Excerpted passage Block Start

American baseball player (1919–1997)

Stanley Andrew Rojek (April 21, 1919 – July 9, 1997) was an American professional baseball shortstop for the Brooklyn Dodgers (1942 and 1946–47), Pittsburgh Pirates (1948–51), St. Louis Cardinals (1951) and St. Louis Browns (1952) of Major League Baseball.

He helped the Dodgers win the 1947 National League Pennant. He worked in his family's dairy, 'Rojek's Dairy'.

He finished 10th in voting for the 1948 NL MVP for leading the league in Games (156), At Bats (641), Plate Appearances (713) and Singles (150). He also had 85 Runs, 186 Hits, 27 Doubles, 5 Triples, 4 Home Runs, 51 RBI, 24 Stolen Bases, 61 Walks, .290 Batting Average, .355 On-base percentage, .367 Slugging Percentage, 235 Total Bases and 8 Sacrifice Hits.

In 8 seasons he played in 522 Games and had 1,764 At Bats, 225 Runs, 470 Hits, 67 Doubles, 13 Triples, 4 Home Runs, 122 RBI, 32 Stolen Bases, 152 Walks, .266 Batting Average, .327 On-base percentage, .326 Slugging Percentage, 575 Total Bases and 35 Sacrifice Hits. His career fielding percentage was .966.

He lockered next to Jackie Robinson, in Brooklyn, when Jackie broke baseball's colored barrier. Rojek was one of the only players who was kind to Jackie.

Rojek was very poor. When he wasn't playing baseball or helping with his brothers' families, he was driving the family milk truck and working the business. The dairy was called "Rojek's Dairy", and Stan would assist his brother, Theodore, with the milk bottle and cream cheese deliveries.

He died in his hometown at the age of 78. In dedication, he has a baseball field named after him in his hometown, North Tonawanda.

Excerpted passage Block End
Data shown Block Start

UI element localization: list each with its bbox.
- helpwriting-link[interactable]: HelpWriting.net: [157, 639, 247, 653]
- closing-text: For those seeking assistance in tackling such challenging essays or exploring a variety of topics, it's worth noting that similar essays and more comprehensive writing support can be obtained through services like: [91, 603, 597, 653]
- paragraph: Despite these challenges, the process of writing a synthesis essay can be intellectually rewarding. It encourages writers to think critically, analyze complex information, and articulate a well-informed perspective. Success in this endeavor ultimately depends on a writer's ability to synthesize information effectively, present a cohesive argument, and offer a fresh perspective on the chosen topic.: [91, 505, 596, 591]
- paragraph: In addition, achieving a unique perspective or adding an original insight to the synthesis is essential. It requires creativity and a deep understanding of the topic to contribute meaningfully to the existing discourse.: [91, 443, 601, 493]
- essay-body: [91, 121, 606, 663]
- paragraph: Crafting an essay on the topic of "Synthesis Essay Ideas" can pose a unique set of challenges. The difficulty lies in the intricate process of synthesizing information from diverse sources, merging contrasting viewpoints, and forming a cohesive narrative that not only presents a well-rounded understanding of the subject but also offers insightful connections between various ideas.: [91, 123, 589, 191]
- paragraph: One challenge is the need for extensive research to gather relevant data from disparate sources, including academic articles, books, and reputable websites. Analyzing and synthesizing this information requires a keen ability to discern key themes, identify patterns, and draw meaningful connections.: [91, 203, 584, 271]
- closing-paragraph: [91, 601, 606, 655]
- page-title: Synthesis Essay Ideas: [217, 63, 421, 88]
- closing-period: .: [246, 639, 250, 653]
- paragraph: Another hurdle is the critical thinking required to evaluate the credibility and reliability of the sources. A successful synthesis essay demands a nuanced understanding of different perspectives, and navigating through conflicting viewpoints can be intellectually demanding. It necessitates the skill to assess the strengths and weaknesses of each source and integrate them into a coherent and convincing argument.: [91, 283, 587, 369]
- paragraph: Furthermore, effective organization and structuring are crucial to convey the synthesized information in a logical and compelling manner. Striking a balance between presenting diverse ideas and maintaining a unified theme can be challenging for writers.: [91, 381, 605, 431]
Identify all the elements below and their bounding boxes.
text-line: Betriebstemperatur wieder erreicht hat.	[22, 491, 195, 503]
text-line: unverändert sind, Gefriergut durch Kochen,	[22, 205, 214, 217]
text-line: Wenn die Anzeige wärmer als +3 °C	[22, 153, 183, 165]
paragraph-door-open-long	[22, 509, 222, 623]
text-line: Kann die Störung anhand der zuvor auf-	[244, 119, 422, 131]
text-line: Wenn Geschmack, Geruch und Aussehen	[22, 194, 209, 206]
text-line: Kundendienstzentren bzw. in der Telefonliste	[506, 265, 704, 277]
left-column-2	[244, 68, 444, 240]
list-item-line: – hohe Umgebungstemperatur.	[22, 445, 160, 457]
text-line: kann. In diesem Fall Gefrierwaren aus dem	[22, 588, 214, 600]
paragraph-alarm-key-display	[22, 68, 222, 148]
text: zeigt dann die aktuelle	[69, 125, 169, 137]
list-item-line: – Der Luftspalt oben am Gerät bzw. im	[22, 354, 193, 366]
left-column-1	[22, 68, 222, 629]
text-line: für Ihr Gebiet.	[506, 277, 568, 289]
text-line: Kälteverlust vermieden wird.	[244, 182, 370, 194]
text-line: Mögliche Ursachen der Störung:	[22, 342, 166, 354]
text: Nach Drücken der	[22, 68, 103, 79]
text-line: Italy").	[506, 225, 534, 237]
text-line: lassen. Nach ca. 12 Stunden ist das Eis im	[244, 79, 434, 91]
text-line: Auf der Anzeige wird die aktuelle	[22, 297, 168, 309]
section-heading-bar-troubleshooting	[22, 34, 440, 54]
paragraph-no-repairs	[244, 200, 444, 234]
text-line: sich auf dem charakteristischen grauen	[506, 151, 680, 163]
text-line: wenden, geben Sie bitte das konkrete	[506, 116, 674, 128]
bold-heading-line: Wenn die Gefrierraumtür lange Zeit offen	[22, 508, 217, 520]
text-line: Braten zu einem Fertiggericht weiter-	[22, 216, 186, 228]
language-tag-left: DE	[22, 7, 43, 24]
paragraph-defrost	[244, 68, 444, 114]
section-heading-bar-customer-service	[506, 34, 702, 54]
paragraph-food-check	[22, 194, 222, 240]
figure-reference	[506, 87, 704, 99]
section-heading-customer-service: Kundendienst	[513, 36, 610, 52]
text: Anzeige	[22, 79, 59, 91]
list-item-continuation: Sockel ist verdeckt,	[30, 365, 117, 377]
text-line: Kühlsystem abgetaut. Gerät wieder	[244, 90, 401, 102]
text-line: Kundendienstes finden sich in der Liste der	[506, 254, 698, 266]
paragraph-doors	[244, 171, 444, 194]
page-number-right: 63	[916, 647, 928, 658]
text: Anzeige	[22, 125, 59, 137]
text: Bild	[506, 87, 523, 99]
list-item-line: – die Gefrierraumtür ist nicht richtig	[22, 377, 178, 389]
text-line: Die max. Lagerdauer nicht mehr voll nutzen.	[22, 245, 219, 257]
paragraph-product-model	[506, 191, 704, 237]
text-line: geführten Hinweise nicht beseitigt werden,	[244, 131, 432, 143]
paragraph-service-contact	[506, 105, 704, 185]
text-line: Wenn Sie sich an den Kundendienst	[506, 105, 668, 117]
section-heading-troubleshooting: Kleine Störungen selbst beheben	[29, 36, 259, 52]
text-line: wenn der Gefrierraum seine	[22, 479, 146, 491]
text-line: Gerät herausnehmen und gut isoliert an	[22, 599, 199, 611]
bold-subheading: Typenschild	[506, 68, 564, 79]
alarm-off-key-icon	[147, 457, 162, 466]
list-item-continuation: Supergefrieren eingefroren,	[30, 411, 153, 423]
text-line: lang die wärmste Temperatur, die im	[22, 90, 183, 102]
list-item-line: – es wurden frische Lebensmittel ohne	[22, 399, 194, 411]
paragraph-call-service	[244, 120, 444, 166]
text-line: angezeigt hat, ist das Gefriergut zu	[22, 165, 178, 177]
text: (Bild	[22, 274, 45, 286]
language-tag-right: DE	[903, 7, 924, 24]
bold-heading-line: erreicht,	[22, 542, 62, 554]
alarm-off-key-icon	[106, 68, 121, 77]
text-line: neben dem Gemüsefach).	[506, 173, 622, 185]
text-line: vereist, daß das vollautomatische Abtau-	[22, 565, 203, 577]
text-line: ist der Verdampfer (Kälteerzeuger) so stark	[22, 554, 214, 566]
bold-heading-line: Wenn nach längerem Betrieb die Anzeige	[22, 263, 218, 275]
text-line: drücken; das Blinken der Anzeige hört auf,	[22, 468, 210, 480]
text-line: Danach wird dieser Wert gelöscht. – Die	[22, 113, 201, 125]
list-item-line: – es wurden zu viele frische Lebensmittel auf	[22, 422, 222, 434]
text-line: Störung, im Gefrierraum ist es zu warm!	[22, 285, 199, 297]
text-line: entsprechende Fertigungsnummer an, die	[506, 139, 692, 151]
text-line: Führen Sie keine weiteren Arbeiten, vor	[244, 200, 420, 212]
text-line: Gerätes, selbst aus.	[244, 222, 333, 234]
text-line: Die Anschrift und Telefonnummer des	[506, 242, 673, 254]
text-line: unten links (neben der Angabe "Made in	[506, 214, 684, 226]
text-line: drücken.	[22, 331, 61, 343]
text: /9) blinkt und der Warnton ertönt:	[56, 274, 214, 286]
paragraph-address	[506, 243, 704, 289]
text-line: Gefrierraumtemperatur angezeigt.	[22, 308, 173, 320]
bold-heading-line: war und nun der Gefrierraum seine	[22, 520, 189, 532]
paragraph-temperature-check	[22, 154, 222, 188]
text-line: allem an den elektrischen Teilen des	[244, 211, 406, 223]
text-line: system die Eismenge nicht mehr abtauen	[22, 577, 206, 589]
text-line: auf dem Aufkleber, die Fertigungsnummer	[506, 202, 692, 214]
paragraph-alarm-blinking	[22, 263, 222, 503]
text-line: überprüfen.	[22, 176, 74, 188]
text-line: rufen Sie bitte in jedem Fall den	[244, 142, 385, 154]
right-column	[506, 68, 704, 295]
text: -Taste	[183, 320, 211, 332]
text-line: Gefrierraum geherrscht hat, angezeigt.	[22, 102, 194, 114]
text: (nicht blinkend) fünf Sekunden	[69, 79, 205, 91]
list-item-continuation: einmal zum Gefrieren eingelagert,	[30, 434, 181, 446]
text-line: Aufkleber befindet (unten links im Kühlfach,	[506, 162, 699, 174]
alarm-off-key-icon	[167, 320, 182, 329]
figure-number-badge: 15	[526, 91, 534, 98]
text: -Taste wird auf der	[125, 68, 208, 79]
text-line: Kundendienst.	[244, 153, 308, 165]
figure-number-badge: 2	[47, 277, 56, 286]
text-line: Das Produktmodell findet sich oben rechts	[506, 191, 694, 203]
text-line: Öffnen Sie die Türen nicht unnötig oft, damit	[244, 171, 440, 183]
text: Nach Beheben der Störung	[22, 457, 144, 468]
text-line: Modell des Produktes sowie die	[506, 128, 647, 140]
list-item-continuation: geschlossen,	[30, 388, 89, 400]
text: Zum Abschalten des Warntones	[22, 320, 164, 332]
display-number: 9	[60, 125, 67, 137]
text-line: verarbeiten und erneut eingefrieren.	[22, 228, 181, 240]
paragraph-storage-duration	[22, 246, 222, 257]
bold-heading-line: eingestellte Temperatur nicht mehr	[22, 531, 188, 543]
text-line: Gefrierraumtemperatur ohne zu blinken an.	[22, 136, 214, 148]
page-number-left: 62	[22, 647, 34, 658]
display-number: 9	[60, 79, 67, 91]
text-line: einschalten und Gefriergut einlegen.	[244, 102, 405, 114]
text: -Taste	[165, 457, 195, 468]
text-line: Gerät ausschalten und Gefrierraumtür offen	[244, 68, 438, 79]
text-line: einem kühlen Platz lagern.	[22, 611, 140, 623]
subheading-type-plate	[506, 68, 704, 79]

Data shown Block End

### Work task 1
List every Major League Baseball team that the Stan Rojek profile says he played for, with the years given for each.
### Work task 2
Shorten the paragraph of the Stan Rojek profile that begins "Rojek was very poor" while keeping its main facts.
### Work task 3
From the Stan Rojek profile, quote the stretch from "American baseball player" through "dairy, 'Rojek's Dairy'.".

### Answer space 1
- Brooklyn Dodgers (1942 and 1946–47)
- Pittsburgh Pirates (1948–51)
- St. Louis Cardinals (1951)
- St. Louis Browns (1952)

### Answer space 2
Rojek was very poor. Outside baseball, he helped his brothers' families, drove the family milk truck, and worked at Rojek's Dairy, helping his brother Theodore deliver milk bottles and cream cheese.

### Answer space 3
American baseball player (1919–1997)

Stanley Andrew Rojek (April 21, 1919 – July 9, 1997) was an American professional baseball shortstop for the Brooklyn Dodgers (1942 and 1946–47), Pittsburgh Pirates (1948–51), St. Louis Cardinals (1951) and St. Louis Browns (1952) of Major League Baseball.

He helped the Dodgers win the 1947 National League Pennant. He worked in his family's dairy, 'Rojek's Dairy'.